Top of INPUT DATA

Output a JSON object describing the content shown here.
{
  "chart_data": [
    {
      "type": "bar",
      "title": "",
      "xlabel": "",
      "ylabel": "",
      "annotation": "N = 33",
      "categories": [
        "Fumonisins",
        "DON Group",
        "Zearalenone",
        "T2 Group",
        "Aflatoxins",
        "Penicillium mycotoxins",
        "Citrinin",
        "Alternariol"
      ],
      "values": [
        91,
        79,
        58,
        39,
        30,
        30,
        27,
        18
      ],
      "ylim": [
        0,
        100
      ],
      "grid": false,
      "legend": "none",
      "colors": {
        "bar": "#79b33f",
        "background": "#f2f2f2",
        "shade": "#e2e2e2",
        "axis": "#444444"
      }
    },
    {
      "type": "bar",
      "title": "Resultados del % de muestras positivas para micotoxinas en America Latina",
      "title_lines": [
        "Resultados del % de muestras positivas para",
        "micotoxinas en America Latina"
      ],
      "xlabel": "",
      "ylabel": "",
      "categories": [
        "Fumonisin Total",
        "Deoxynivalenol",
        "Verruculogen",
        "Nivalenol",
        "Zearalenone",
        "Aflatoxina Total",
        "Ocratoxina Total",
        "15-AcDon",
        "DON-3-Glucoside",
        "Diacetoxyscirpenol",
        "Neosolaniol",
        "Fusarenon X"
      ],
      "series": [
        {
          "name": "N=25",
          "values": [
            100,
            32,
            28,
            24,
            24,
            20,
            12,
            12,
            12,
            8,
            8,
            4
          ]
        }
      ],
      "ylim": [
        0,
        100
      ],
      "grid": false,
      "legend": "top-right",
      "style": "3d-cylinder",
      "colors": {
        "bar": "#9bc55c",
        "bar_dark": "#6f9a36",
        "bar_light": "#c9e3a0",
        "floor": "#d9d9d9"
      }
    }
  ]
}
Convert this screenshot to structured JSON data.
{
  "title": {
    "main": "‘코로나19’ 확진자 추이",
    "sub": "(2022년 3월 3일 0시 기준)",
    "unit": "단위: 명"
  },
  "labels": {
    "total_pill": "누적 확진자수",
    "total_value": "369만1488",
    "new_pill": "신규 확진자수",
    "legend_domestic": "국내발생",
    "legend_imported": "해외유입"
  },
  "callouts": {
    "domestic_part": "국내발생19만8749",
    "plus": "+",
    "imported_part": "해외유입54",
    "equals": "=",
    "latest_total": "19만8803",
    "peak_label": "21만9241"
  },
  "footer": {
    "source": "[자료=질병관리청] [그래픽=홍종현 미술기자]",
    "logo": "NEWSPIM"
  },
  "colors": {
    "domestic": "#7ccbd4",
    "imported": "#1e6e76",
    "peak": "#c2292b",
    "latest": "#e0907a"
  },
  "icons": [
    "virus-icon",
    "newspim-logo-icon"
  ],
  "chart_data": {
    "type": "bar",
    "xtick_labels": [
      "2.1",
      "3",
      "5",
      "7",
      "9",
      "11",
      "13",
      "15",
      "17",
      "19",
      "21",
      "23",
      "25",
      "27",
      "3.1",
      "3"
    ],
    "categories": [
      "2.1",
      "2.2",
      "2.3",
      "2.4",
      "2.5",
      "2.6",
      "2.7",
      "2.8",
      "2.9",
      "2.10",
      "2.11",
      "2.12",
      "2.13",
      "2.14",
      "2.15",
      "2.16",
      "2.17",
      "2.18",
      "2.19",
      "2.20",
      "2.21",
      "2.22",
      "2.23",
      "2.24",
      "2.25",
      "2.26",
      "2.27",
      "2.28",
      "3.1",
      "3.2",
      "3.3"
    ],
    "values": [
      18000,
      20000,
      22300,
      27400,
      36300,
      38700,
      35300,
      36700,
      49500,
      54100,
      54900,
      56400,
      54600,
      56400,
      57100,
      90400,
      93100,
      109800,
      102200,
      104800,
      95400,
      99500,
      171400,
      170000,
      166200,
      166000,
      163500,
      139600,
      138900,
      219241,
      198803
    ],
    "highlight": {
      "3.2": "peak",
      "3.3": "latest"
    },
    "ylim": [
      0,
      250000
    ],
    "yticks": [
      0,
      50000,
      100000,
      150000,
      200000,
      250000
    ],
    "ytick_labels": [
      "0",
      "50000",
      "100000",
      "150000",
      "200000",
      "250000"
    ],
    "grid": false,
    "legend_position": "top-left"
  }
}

Bottom of INPUT DATA

* **TASK INSTRUCTIONS**
An exact repetition of all the records above is required.

* **TASK RESPONSE**
Output a JSON object describing the content shown here.
{
  "chart_data": [
    {
      "type": "bar",
      "title": "",
      "xlabel": "",
      "ylabel": "",
      "annotation": "N = 33",
      "categories": [
        "Fumonisins",
        "DON Group",
        "Zearalenone",
        "T2 Group",
        "Aflatoxins",
        "Penicillium mycotoxins",
        "Citrinin",
        "Alternariol"
      ],
      "values": [
        91,
        79,
        58,
        39,
        30,
        30,
        27,
        18
      ],
      "ylim": [
        0,
        100
      ],
      "grid": false,
      "legend": "none",
      "colors": {
        "bar": "#79b33f",
        "background": "#f2f2f2",
        "shade": "#e2e2e2",
        "axis": "#444444"
      }
    },
    {
      "type": "bar",
      "title": "Resultados del % de muestras positivas para micotoxinas en America Latina",
      "title_lines": [
        "Resultados del % de muestras positivas para",
        "micotoxinas en America Latina"
      ],
      "xlabel": "",
      "ylabel": "",
      "categories": [
        "Fumonisin Total",
        "Deoxynivalenol",
        "Verruculogen",
        "Nivalenol",
        "Zearalenone",
        "Aflatoxina Total",
        "Ocratoxina Total",
        "15-AcDon",
        "DON-3-Glucoside",
        "Diacetoxyscirpenol",
        "Neosolaniol",
        "Fusarenon X"
      ],
      "series": [
        {
          "name": "N=25",
          "values": [
            100,
            32,
            28,
            24,
            24,
            20,
            12,
            12,
            12,
            8,
            8,
            4
          ]
        }
      ],
      "ylim": [
        0,
        100
      ],
      "grid": false,
      "legend": "top-right",
      "style": "3d-cylinder",
      "colors": {
        "bar": "#9bc55c",
        "bar_dark": "#6f9a36",
        "bar_light": "#c9e3a0",
        "floor": "#d9d9d9"
      }
    }
  ]
}
Convert this screenshot to structured JSON data.
{
  "title": {
    "main": "‘코로나19’ 확진자 추이",
    "sub": "(2022년 3월 3일 0시 기준)",
    "unit": "단위: 명"
  },
  "labels": {
    "total_pill": "누적 확진자수",
    "total_value": "369만1488",
    "new_pill": "신규 확진자수",
    "legend_domestic": "국내발생",
    "legend_imported": "해외유입"
  },
  "callouts": {
    "domestic_part": "국내발생19만8749",
    "plus": "+",
    "imported_part": "해외유입54",
    "equals": "=",
    "latest_total": "19만8803",
    "peak_label": "21만9241"
  },
  "footer": {
    "source": "[자료=질병관리청] [그래픽=홍종현 미술기자]",
    "logo": "NEWSPIM"
  },
  "colors": {
    "domestic": "#7ccbd4",
    "imported": "#1e6e76",
    "peak": "#c2292b",
    "latest": "#e0907a"
  },
  "icons": [
    "virus-icon",
    "newspim-logo-icon"
  ],
  "chart_data": {
    "type": "bar",
    "xtick_labels": [
      "2.1",
      "3",
      "5",
      "7",
      "9",
      "11",
      "13",
      "15",
      "17",
      "19",
      "21",
      "23",
      "25",
      "27",
      "3.1",
      "3"
    ],
    "categories": [
      "2.1",
      "2.2",
      "2.3",
      "2.4",
      "2.5",
      "2.6",
      "2.7",
      "2.8",
      "2.9",
      "2.10",
      "2.11",
      "2.12",
      "2.13",
      "2.14",
      "2.15",
      "2.16",
      "2.17",
      "2.18",
      "2.19",
      "2.20",
      "2.21",
      "2.22",
      "2.23",
      "2.24",
      "2.25",
      "2.26",
      "2.27",
      "2.28",
      "3.1",
      "3.2",
      "3.3"
    ],
    "values": [
      18000,
      20000,
      22300,
      27400,
      36300,
      38700,
      35300,
      36700,
      49500,
      54100,
      54900,
      56400,
      54600,
      56400,
      57100,
      90400,
      93100,
      109800,
      102200,
      104800,
      95400,
      99500,
      171400,
      170000,
      166200,
      166000,
      163500,
      139600,
      138900,
      219241,
      198803
    ],
    "highlight": {
      "3.2": "peak",
      "3.3": "latest"
    },
    "ylim": [
      0,
      250000
    ],
    "yticks": [
      0,
      50000,
      100000,
      150000,
      200000,
      250000
    ],
    "ytick_labels": [
      "0",
      "50000",
      "100000",
      "150000",
      "200000",
      "250000"
    ],
    "grid": false,
    "legend_position": "top-left"
  }
}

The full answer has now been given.